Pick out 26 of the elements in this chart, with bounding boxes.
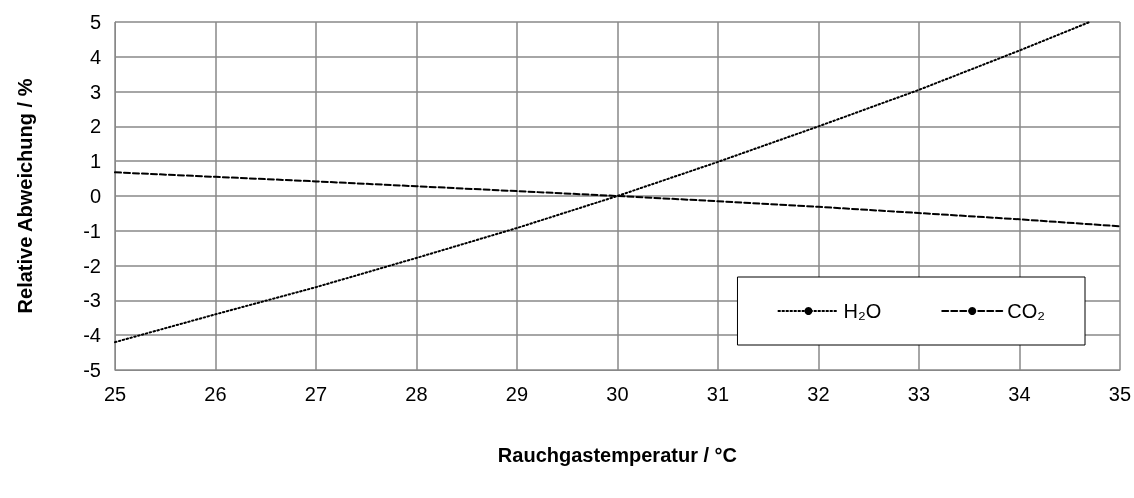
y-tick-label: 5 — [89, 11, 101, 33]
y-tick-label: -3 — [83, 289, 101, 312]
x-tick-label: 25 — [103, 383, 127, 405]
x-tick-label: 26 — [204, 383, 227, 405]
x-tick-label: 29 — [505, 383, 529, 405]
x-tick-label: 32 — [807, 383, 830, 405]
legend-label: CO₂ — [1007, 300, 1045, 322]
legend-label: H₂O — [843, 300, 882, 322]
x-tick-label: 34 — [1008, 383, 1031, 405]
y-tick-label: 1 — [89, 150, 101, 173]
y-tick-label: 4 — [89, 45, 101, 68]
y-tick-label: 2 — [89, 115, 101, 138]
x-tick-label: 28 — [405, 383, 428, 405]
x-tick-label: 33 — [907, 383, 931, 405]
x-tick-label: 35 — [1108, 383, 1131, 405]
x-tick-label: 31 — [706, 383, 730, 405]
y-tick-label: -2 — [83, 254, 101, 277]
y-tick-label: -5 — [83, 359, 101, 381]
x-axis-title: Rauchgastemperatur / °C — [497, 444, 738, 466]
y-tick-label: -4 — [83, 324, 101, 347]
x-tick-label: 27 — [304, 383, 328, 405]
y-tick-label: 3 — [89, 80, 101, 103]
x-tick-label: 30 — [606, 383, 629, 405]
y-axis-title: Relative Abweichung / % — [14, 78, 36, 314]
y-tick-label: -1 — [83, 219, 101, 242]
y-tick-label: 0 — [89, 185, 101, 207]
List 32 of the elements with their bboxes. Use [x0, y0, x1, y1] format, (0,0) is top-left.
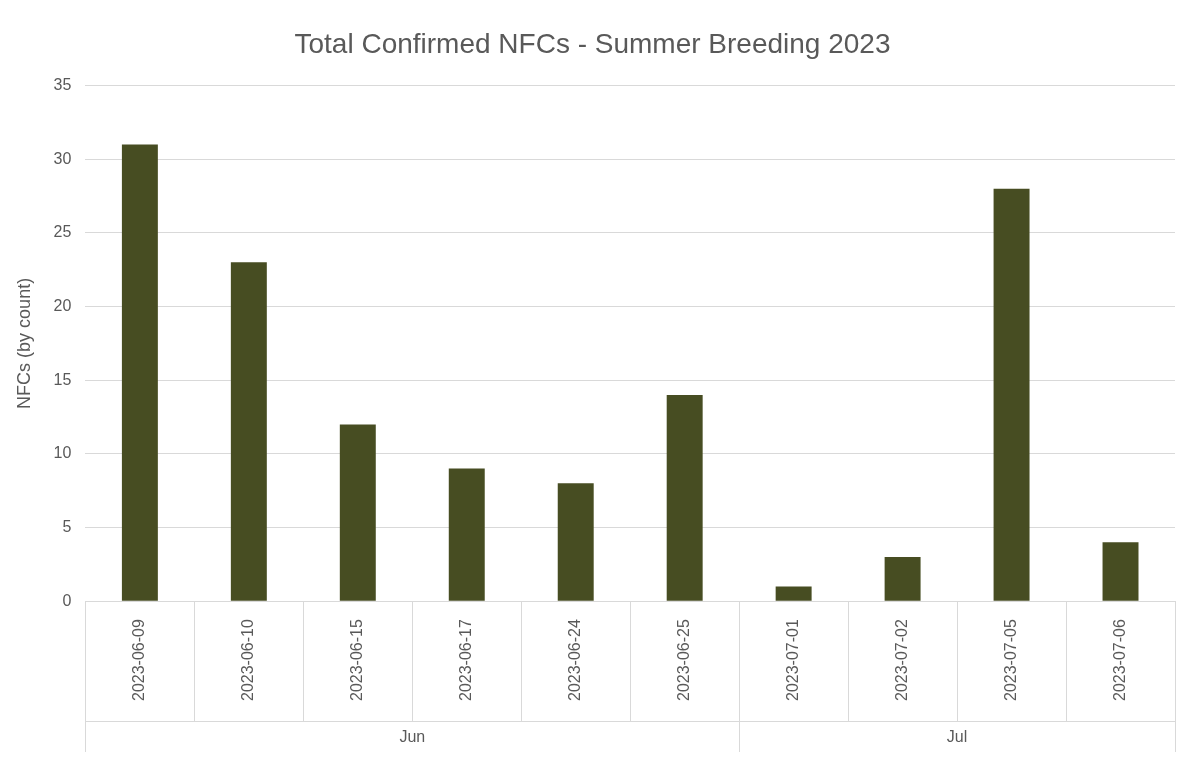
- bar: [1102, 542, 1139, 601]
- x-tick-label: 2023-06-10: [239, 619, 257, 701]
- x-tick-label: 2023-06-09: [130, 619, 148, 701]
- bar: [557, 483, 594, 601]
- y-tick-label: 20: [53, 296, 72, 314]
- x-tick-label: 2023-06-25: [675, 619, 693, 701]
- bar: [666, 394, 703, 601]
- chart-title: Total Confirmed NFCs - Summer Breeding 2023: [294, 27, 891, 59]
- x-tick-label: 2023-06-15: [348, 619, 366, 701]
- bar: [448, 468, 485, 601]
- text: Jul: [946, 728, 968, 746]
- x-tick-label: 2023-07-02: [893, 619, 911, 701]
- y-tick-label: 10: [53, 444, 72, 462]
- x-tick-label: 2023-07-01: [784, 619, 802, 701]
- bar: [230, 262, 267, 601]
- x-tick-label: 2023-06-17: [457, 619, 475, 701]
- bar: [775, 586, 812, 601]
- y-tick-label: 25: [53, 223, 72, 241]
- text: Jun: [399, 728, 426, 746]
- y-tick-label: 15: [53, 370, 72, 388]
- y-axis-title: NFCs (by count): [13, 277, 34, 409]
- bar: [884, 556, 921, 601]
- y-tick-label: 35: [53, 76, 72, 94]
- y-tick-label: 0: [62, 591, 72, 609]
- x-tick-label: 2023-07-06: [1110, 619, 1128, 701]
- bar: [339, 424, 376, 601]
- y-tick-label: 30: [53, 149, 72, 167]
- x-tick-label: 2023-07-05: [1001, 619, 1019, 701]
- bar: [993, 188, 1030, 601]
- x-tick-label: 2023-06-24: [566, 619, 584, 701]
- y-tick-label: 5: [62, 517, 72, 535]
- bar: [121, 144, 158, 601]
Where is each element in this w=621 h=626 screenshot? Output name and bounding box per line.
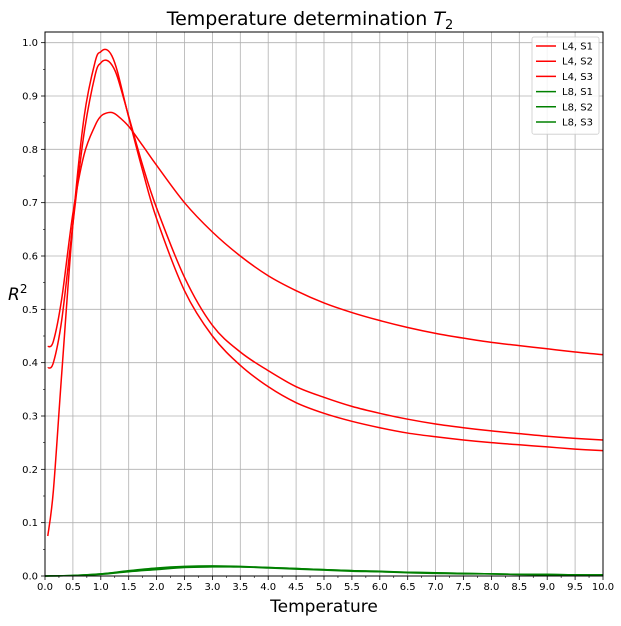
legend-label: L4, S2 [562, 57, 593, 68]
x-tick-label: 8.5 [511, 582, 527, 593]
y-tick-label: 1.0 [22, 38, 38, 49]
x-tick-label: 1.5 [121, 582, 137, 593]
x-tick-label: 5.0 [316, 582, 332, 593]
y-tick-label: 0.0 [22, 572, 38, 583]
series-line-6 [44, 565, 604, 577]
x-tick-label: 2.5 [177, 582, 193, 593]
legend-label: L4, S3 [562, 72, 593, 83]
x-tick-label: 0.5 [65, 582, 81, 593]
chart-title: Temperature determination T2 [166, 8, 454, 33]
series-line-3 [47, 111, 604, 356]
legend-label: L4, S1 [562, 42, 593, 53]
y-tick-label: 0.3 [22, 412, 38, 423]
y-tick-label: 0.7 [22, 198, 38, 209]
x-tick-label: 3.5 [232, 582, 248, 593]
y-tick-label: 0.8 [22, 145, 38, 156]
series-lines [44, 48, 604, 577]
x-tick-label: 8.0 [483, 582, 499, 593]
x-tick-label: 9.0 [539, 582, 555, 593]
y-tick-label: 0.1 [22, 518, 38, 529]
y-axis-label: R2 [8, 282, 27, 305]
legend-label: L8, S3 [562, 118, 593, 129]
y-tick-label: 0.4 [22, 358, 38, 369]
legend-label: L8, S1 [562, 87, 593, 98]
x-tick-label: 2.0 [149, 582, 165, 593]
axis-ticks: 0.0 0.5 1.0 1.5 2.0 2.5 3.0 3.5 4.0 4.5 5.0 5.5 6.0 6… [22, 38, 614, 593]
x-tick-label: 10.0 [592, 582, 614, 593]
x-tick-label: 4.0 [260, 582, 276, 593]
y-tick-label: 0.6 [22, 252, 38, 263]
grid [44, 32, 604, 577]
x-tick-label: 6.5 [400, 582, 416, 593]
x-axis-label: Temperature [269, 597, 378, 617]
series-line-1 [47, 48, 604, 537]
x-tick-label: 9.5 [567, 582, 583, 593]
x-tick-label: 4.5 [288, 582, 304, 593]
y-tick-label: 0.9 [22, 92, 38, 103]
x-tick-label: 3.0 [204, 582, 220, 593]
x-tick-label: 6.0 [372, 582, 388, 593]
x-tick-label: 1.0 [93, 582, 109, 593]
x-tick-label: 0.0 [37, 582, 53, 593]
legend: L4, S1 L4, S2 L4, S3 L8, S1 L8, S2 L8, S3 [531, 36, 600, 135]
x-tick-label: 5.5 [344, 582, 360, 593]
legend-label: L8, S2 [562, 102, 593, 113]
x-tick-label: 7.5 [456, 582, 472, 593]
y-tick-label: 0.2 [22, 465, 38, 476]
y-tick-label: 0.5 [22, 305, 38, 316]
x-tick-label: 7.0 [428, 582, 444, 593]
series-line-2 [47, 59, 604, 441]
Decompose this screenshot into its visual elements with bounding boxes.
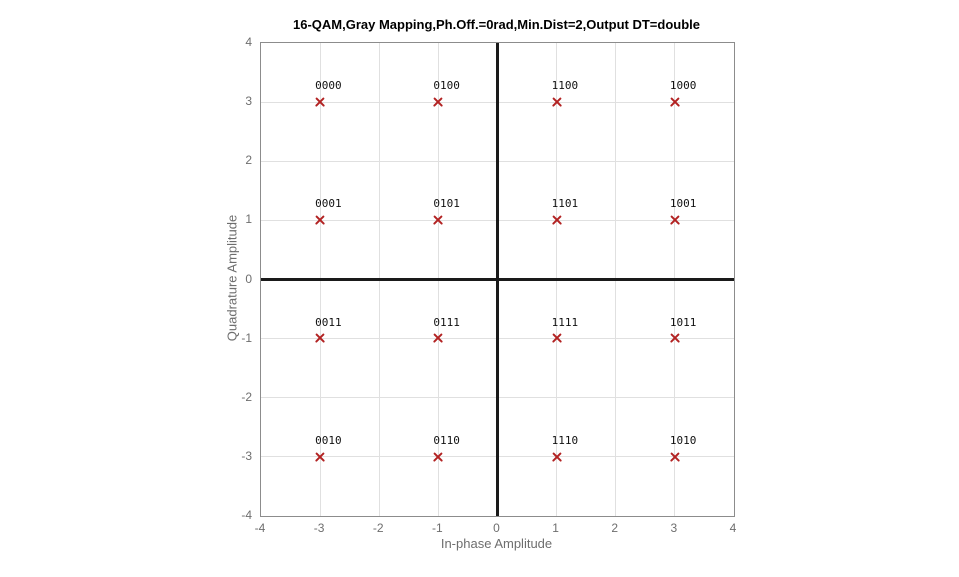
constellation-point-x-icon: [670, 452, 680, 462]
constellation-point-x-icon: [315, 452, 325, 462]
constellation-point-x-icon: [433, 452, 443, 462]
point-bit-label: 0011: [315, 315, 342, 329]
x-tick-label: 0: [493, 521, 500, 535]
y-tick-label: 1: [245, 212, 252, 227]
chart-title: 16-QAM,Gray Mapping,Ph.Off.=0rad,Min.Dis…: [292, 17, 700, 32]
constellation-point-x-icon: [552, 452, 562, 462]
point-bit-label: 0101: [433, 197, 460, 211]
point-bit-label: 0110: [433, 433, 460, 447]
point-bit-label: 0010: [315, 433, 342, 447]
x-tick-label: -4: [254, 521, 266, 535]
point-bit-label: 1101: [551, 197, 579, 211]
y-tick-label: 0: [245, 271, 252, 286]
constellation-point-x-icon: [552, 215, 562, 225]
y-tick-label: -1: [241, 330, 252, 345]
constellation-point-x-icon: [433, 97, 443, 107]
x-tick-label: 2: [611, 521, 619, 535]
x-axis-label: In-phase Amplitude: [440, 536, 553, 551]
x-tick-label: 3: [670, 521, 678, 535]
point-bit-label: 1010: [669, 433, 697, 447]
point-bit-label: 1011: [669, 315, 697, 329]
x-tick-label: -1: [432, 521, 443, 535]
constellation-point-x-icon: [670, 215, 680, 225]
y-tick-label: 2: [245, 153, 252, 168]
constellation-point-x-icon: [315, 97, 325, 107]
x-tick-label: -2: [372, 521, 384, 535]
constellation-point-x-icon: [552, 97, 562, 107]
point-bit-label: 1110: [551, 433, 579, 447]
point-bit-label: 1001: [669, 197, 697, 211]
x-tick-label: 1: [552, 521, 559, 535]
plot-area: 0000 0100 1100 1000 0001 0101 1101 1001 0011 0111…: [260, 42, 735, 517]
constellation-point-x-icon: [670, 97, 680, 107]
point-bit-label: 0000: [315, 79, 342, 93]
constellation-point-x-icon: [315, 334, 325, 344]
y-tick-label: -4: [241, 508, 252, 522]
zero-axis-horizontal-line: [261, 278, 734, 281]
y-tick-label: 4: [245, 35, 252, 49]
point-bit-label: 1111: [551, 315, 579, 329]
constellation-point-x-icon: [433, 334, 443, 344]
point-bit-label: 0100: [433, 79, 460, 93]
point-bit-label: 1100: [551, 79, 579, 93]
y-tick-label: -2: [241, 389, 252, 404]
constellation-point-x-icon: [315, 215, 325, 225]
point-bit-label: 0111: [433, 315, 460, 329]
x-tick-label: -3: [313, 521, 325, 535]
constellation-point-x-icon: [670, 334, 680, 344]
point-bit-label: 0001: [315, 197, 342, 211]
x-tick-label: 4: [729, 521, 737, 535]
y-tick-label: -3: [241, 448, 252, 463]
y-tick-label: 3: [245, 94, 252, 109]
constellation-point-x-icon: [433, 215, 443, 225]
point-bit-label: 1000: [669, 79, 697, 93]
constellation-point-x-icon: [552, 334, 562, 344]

## WHAT YOU SHOULD DO
Rewrite the records from the start through the line containing "List 32 of the", replacing "legend-label" with "legend-entry" and keeping everything else the same. Give only those lines, without the pictures.

## RESULT
Pick out 26 of the elements in this chart, with bounding boxes.
y-tick-label: 5 — [89, 11, 101, 33]
y-tick-label: -3 — [83, 289, 101, 312]
x-tick-label: 25 — [103, 383, 127, 405]
x-tick-label: 26 — [204, 383, 227, 405]
x-tick-label: 29 — [505, 383, 529, 405]
x-tick-label: 32 — [807, 383, 830, 405]
legend-entry: CO₂ — [1007, 300, 1045, 322]
legend-entry: H₂O — [843, 300, 882, 322]
x-tick-label: 34 — [1008, 383, 1031, 405]
y-tick-label: 1 — [89, 150, 101, 173]
y-tick-label: 4 — [89, 45, 101, 68]
y-tick-label: 2 — [89, 115, 101, 138]
x-tick-label: 28 — [405, 383, 428, 405]
x-tick-label: 33 — [907, 383, 931, 405]
x-tick-label: 35 — [1108, 383, 1131, 405]
x-tick-label: 31 — [706, 383, 730, 405]
y-tick-label: -2 — [83, 254, 101, 277]
y-tick-label: -5 — [83, 359, 101, 381]
x-axis-title: Rauchgastemperatur / °C — [497, 444, 738, 466]
y-tick-label: -4 — [83, 324, 101, 347]
x-tick-label: 27 — [304, 383, 328, 405]
y-tick-label: 3 — [89, 80, 101, 103]
x-tick-label: 30 — [606, 383, 629, 405]
y-axis-title: Relative Abweichung / % — [14, 78, 36, 314]
y-tick-label: -1 — [83, 219, 101, 242]
y-tick-label: 0 — [89, 185, 101, 207]
List 32 of the elements with their bboxes. Use [x0, y0, x1, y1] format, (0,0) is top-left.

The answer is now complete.